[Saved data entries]

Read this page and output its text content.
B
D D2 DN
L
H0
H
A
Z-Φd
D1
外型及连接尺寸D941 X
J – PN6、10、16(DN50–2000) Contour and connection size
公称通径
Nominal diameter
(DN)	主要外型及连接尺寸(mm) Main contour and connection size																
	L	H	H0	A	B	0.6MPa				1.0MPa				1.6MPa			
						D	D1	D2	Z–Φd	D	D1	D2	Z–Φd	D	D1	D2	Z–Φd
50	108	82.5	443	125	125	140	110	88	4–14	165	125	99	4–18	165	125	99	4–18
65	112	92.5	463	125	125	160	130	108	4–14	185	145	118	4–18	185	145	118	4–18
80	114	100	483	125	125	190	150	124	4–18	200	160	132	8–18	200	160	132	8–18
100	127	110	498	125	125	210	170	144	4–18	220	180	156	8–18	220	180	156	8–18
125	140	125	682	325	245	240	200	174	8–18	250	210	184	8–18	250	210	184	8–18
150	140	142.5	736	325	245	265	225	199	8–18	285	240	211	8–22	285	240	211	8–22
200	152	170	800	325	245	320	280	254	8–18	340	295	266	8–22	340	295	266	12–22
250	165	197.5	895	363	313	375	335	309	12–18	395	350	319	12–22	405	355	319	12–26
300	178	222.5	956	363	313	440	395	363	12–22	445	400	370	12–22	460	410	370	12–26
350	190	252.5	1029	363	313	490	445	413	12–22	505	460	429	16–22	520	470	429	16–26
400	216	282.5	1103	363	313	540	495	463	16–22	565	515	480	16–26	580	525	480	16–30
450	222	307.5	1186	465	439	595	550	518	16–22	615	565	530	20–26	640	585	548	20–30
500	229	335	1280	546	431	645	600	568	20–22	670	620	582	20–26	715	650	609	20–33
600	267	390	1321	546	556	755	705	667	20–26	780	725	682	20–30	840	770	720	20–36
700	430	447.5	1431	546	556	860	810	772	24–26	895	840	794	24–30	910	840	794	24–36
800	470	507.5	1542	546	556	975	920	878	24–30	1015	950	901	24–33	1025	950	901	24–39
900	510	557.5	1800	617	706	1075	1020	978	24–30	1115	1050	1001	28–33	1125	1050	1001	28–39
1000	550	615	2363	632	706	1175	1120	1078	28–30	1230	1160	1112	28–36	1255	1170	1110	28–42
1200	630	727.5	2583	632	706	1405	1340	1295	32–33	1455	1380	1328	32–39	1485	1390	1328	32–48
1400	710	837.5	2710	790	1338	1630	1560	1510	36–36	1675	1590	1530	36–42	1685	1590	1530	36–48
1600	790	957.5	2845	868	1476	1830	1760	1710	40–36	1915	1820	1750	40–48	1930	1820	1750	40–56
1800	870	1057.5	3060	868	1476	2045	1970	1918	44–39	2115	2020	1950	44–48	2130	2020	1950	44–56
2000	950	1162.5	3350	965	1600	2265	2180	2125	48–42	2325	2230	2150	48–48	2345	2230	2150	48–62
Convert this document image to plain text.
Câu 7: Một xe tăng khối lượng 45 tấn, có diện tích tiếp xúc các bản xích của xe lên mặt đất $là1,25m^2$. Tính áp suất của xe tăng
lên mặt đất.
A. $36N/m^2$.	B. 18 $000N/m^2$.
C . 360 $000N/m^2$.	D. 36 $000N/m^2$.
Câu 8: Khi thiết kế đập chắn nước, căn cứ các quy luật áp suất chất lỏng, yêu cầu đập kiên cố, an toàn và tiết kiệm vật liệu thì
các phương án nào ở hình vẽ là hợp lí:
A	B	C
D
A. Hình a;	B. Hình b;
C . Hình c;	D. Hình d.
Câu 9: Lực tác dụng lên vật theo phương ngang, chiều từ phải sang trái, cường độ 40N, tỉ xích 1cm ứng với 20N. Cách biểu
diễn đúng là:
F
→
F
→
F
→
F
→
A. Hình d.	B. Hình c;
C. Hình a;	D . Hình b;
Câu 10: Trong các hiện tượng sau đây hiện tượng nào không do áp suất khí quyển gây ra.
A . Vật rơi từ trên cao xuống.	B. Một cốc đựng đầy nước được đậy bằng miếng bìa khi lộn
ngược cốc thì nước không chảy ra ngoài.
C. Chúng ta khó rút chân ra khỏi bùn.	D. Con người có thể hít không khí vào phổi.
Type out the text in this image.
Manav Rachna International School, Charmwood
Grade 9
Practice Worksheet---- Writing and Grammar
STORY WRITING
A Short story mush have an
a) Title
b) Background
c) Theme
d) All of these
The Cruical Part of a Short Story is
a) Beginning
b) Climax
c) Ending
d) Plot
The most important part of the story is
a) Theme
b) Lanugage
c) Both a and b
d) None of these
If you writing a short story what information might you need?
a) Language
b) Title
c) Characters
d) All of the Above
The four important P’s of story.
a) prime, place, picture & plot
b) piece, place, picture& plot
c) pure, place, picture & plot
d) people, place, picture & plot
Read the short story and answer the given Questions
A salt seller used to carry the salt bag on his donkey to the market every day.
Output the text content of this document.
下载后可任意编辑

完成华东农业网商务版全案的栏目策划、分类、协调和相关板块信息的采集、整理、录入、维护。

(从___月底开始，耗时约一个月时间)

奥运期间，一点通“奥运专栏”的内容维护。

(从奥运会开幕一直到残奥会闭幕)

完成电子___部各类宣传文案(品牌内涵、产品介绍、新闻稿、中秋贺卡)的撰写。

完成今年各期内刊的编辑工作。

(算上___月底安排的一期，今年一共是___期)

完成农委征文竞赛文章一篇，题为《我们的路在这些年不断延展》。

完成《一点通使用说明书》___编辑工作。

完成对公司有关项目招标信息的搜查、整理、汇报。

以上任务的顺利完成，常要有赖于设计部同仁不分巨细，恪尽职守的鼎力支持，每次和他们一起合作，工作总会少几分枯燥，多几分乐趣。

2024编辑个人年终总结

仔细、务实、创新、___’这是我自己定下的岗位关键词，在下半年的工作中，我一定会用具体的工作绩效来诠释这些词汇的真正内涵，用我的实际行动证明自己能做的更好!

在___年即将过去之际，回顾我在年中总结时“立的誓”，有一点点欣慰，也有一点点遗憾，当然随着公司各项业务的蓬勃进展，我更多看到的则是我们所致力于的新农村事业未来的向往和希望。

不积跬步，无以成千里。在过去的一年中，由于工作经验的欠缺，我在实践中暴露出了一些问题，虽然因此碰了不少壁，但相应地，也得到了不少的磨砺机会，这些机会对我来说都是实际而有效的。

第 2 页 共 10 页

__Set task__: Search the listing for the word "xích" and return each line that holds it.

__Task answer__:
Câu 7: Một xe tăng khối lượng 45 tấn, có diện tích tiếp xúc các bản xích của xe lên mặt đất $là1,25m^2$. Tính áp suất của xe tăng
Câu 9: Lực tác dụng lên vật theo phương ngang, chiều từ phải sang trái, cường độ 40N, tỉ xích 1cm ứng với 20N. Cách biểu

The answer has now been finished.